Stored data:
====

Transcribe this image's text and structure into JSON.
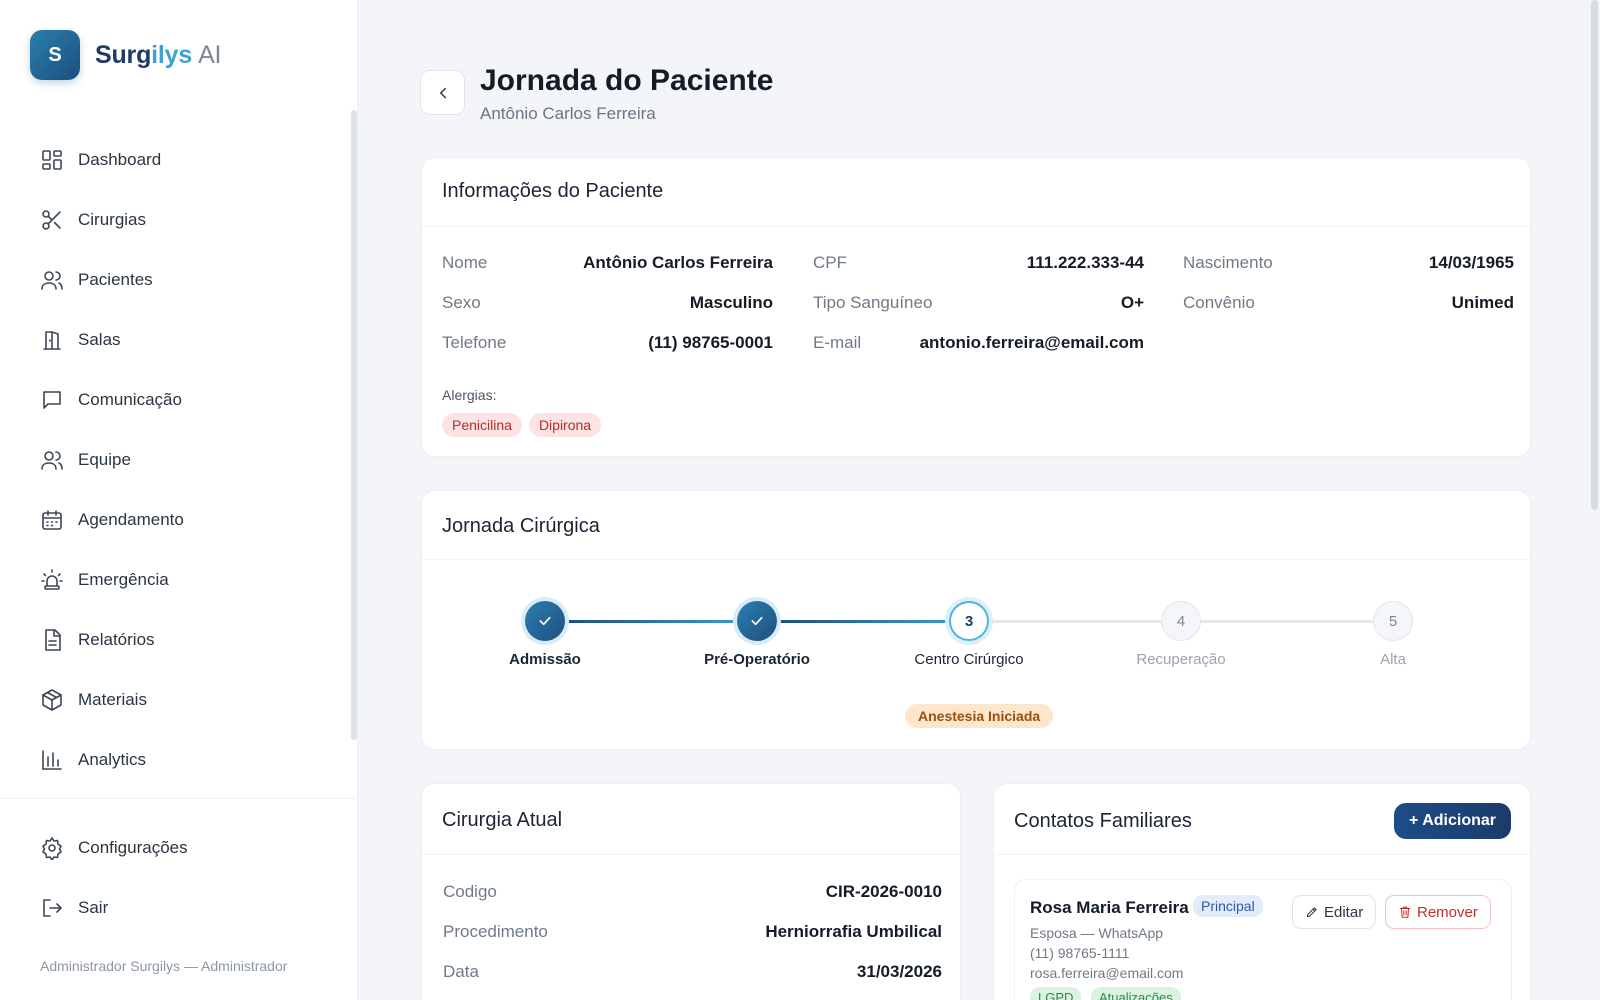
{
  "app": {
    "logo_letter": "S",
    "name_part1": "Surg",
    "name_part2": "ilys",
    "name_part3": "AI"
  },
  "sidebar": {
    "items": [
      {
        "label": "Dashboard",
        "icon": "grid-icon"
      },
      {
        "label": "Cirurgias",
        "icon": "scissors-icon"
      },
      {
        "label": "Pacientes",
        "icon": "users-icon"
      },
      {
        "label": "Salas",
        "icon": "door-icon"
      },
      {
        "label": "Comunicação",
        "icon": "chat-icon"
      },
      {
        "label": "Equipe",
        "icon": "team-icon"
      },
      {
        "label": "Agendamento",
        "icon": "calendar-icon"
      },
      {
        "label": "Emergência",
        "icon": "siren-icon"
      },
      {
        "label": "Relatórios",
        "icon": "document-icon"
      },
      {
        "label": "Materiais",
        "icon": "box-icon"
      },
      {
        "label": "Analytics",
        "icon": "bar-chart-icon"
      }
    ],
    "bottom": [
      {
        "label": "Configurações",
        "icon": "gear-icon"
      },
      {
        "label": "Sair",
        "icon": "logout-icon"
      }
    ],
    "footer": "Administrador Surgilys — Administrador"
  },
  "header": {
    "title": "Jornada do Paciente",
    "subtitle": "Antônio Carlos Ferreira"
  },
  "patient_info": {
    "title": "Informações do Paciente",
    "rows": [
      [
        {
          "key": "Nome",
          "value": "Antônio Carlos Ferreira"
        },
        {
          "key": "CPF",
          "value": "111.222.333-44"
        },
        {
          "key": "Nascimento",
          "value": "14/03/1965"
        }
      ],
      [
        {
          "key": "Sexo",
          "value": "Masculino"
        },
        {
          "key": "Tipo Sanguíneo",
          "value": "O+"
        },
        {
          "key": "Convênio",
          "value": "Unimed"
        }
      ],
      [
        {
          "key": "Telefone",
          "value": "(11) 98765-0001"
        },
        {
          "key": "E-mail",
          "value": "antonio.ferreira@email.com"
        }
      ]
    ],
    "allergies_label": "Alergias:",
    "allergies": [
      "Penicilina",
      "Dipirona"
    ]
  },
  "journey": {
    "title": "Jornada Cirúrgica",
    "steps": [
      {
        "number": "1",
        "label": "Admissão",
        "state": "done"
      },
      {
        "number": "2",
        "label": "Pré-Operatório",
        "state": "done"
      },
      {
        "number": "3",
        "label": "Centro Cirúrgico",
        "state": "active"
      },
      {
        "number": "4",
        "label": "Recuperação",
        "state": "pending"
      },
      {
        "number": "5",
        "label": "Alta",
        "state": "pending"
      }
    ],
    "status": "Anestesia Iniciada",
    "colors": {
      "done": "#1e4f7e",
      "active": "#52b3e3",
      "pending": "#e2e6eb",
      "status_bg": "#fde7cc"
    }
  },
  "surgery": {
    "title": "Cirurgia Atual",
    "fields": [
      {
        "key": "Codigo",
        "value": "CIR-2026-0010"
      },
      {
        "key": "Procedimento",
        "value": "Herniorrafia Umbilical"
      },
      {
        "key": "Data",
        "value": "31/03/2026"
      }
    ]
  },
  "family": {
    "title": "Contatos Familiares",
    "add_label": "+ Adicionar",
    "contacts": [
      {
        "name": "Rosa Maria Ferreira",
        "badge": "Principal",
        "relation": "Esposa — WhatsApp",
        "phone": "(11) 98765-1111",
        "email": "rosa.ferreira@email.com",
        "edit_label": "Editar",
        "remove_label": "Remover",
        "tags": [
          "LGPD",
          "Atualizações"
        ]
      }
    ]
  }
}
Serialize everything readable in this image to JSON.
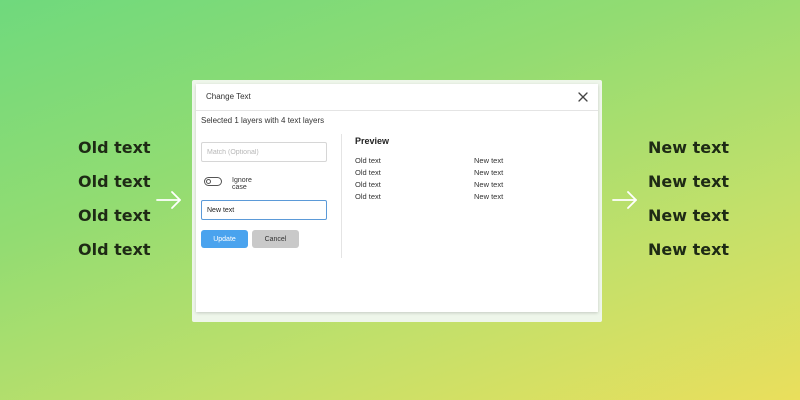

====

▶ Objective: Leave out the pictures and copy every record above exactly.

▶ Response to this exercise:
Transcribe this image's text and structure into JSON.
{
  "app": {
    "logo_letter": "S",
    "name_part1": "Surg",
    "name_part2": "ilys",
    "name_part3": "AI"
  },
  "sidebar": {
    "items": [
      {
        "label": "Dashboard",
        "icon": "grid-icon"
      },
      {
        "label": "Cirurgias",
        "icon": "scissors-icon"
      },
      {
        "label": "Pacientes",
        "icon": "users-icon"
      },
      {
        "label": "Salas",
        "icon": "door-icon"
      },
      {
        "label": "Comunicação",
        "icon": "chat-icon"
      },
      {
        "label": "Equipe",
        "icon": "team-icon"
      },
      {
        "label": "Agendamento",
        "icon": "calendar-icon"
      },
      {
        "label": "Emergência",
        "icon": "siren-icon"
      },
      {
        "label": "Relatórios",
        "icon": "document-icon"
      },
      {
        "label": "Materiais",
        "icon": "box-icon"
      },
      {
        "label": "Analytics",
        "icon": "bar-chart-icon"
      }
    ],
    "bottom": [
      {
        "label": "Configurações",
        "icon": "gear-icon"
      },
      {
        "label": "Sair",
        "icon": "logout-icon"
      }
    ],
    "footer": "Administrador Surgilys — Administrador"
  },
  "header": {
    "title": "Jornada do Paciente",
    "subtitle": "Antônio Carlos Ferreira"
  },
  "patient_info": {
    "title": "Informações do Paciente",
    "rows": [
      [
        {
          "key": "Nome",
          "value": "Antônio Carlos Ferreira"
        },
        {
          "key": "CPF",
          "value": "111.222.333-44"
        },
        {
          "key": "Nascimento",
          "value": "14/03/1965"
        }
      ],
      [
        {
          "key": "Sexo",
          "value": "Masculino"
        },
        {
          "key": "Tipo Sanguíneo",
          "value": "O+"
        },
        {
          "key": "Convênio",
          "value": "Unimed"
        }
      ],
      [
        {
          "key": "Telefone",
          "value": "(11) 98765-0001"
        },
        {
          "key": "E-mail",
          "value": "antonio.ferreira@email.com"
        }
      ]
    ],
    "allergies_label": "Alergias:",
    "allergies": [
      "Penicilina",
      "Dipirona"
    ]
  },
  "journey": {
    "title": "Jornada Cirúrgica",
    "steps": [
      {
        "number": "1",
        "label": "Admissão",
        "state": "done"
      },
      {
        "number": "2",
        "label": "Pré-Operatório",
        "state": "done"
      },
      {
        "number": "3",
        "label": "Centro Cirúrgico",
        "state": "active"
      },
      {
        "number": "4",
        "label": "Recuperação",
        "state": "pending"
      },
      {
        "number": "5",
        "label": "Alta",
        "state": "pending"
      }
    ],
    "status": "Anestesia Iniciada",
    "colors": {
      "done": "#1e4f7e",
      "active": "#52b3e3",
      "pending": "#e2e6eb",
      "status_bg": "#fde7cc"
    }
  },
  "surgery": {
    "title": "Cirurgia Atual",
    "fields": [
      {
        "key": "Codigo",
        "value": "CIR-2026-0010"
      },
      {
        "key": "Procedimento",
        "value": "Herniorrafia Umbilical"
      },
      {
        "key": "Data",
        "value": "31/03/2026"
      }
    ]
  },
  "family": {
    "title": "Contatos Familiares",
    "add_label": "+ Adicionar",
    "contacts": [
      {
        "name": "Rosa Maria Ferreira",
        "badge": "Principal",
        "relation": "Esposa — WhatsApp",
        "phone": "(11) 98765-1111",
        "email": "rosa.ferreira@email.com",
        "edit_label": "Editar",
        "remove_label": "Remover",
        "tags": [
          "LGPD",
          "Atualizações"
        ]
      }
    ]
  }
}
Serialize everything readable in this image to JSON.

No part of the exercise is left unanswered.